Pick out and copy every line of the items below that contains the string "Mesh". Treat the match as case-sensitive.

Start of SUPPLIED MATERIAL

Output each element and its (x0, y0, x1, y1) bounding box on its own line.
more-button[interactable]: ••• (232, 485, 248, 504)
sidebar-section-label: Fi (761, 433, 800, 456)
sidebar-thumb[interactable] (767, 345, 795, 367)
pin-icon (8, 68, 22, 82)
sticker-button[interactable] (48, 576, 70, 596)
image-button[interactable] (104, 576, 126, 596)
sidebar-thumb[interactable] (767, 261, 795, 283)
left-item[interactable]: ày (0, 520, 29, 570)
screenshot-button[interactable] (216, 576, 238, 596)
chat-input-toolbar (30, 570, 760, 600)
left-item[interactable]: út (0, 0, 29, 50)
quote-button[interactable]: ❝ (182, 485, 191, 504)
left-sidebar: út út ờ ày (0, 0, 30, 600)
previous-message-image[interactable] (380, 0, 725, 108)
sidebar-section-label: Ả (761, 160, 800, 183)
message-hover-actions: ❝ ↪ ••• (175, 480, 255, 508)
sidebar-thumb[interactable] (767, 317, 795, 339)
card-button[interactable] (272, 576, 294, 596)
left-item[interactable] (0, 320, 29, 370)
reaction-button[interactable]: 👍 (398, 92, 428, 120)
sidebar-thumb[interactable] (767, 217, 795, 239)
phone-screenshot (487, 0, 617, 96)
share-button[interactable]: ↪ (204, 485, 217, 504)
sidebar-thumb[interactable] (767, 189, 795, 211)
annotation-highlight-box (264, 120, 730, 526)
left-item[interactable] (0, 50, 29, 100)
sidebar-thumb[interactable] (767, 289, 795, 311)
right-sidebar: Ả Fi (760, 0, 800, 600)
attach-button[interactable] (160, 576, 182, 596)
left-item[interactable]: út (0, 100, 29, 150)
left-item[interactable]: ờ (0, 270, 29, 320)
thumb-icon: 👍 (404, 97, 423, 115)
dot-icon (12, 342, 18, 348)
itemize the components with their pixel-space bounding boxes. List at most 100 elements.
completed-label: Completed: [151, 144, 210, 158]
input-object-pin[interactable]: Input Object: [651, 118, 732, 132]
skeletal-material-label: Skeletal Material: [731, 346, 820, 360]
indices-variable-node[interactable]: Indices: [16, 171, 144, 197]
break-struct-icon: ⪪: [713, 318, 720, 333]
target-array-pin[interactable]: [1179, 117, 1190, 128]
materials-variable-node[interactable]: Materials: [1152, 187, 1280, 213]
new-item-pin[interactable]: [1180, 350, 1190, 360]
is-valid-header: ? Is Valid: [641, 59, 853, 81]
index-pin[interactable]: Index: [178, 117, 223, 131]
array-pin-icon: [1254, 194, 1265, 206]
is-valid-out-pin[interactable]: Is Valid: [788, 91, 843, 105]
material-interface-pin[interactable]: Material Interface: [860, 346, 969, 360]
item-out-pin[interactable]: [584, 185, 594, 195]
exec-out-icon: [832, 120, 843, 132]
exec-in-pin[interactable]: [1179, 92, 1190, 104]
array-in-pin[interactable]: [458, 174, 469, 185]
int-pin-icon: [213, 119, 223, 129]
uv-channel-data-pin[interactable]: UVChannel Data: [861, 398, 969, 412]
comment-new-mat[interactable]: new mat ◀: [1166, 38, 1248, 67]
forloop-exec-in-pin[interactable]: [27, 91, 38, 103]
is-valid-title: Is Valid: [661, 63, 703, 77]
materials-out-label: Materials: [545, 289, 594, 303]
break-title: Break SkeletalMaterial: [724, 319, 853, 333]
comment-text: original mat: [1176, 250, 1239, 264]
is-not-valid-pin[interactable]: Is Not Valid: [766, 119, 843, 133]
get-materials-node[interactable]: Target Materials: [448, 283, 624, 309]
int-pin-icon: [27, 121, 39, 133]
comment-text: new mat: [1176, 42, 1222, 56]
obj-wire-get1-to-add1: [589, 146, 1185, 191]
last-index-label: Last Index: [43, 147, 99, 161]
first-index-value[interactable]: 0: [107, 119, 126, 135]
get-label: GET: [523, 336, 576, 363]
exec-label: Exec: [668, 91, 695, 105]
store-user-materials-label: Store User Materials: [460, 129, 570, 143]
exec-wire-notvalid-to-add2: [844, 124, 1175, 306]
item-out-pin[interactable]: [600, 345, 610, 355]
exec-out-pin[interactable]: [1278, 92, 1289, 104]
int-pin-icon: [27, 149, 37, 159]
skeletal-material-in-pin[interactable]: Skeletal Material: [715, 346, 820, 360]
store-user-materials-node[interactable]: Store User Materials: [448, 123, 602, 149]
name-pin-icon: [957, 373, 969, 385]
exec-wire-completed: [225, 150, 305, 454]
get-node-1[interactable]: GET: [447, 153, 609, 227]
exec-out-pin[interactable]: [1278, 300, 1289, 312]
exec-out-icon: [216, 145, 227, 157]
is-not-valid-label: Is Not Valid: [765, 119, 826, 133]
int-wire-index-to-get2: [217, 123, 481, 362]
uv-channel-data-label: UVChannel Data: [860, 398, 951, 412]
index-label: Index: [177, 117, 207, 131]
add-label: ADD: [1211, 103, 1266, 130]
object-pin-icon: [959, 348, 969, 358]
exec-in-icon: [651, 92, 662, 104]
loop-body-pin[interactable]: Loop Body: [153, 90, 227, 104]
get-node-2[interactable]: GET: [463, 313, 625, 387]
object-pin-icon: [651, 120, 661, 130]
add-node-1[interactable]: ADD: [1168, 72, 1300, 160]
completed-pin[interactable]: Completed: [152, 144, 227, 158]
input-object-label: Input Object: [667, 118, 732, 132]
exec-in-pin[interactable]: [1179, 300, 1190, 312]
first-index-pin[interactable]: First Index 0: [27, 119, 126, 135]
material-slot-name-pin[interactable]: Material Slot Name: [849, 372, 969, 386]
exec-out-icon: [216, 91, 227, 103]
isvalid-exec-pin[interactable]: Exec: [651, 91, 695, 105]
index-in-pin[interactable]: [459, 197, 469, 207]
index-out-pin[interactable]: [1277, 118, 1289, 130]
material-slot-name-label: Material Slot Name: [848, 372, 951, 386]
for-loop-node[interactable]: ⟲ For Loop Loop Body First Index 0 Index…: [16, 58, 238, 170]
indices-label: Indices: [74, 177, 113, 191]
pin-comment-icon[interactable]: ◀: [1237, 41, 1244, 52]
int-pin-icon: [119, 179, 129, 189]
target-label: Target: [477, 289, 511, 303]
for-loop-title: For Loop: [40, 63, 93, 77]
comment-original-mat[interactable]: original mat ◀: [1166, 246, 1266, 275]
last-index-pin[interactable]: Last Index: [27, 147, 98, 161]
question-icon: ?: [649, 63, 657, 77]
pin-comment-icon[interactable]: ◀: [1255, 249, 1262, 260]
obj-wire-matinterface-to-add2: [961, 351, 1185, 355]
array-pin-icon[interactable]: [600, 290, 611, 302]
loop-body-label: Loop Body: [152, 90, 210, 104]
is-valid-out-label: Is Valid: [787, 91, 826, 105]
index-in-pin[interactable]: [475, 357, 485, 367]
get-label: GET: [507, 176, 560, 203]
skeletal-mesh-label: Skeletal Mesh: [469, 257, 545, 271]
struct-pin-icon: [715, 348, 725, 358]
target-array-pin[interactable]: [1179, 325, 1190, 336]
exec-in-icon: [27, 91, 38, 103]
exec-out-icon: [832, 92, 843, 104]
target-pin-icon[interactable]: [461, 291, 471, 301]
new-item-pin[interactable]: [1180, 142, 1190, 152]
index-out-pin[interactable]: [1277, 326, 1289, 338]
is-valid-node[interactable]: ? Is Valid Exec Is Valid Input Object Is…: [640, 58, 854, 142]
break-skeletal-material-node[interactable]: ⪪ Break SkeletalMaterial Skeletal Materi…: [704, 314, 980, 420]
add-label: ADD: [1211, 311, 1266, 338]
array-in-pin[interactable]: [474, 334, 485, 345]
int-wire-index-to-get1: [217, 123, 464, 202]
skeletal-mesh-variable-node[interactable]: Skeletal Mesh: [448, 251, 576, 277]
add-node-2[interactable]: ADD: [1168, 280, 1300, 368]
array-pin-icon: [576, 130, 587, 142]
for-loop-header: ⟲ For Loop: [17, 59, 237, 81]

End of SUPPLIED MATERIAL

» **WRITTEN SOLUTION**
skeletal-mesh-label: Skeletal Mesh: [469, 257, 545, 271]
skeletal-mesh-variable-node[interactable]: Skeletal Mesh: [448, 251, 576, 277]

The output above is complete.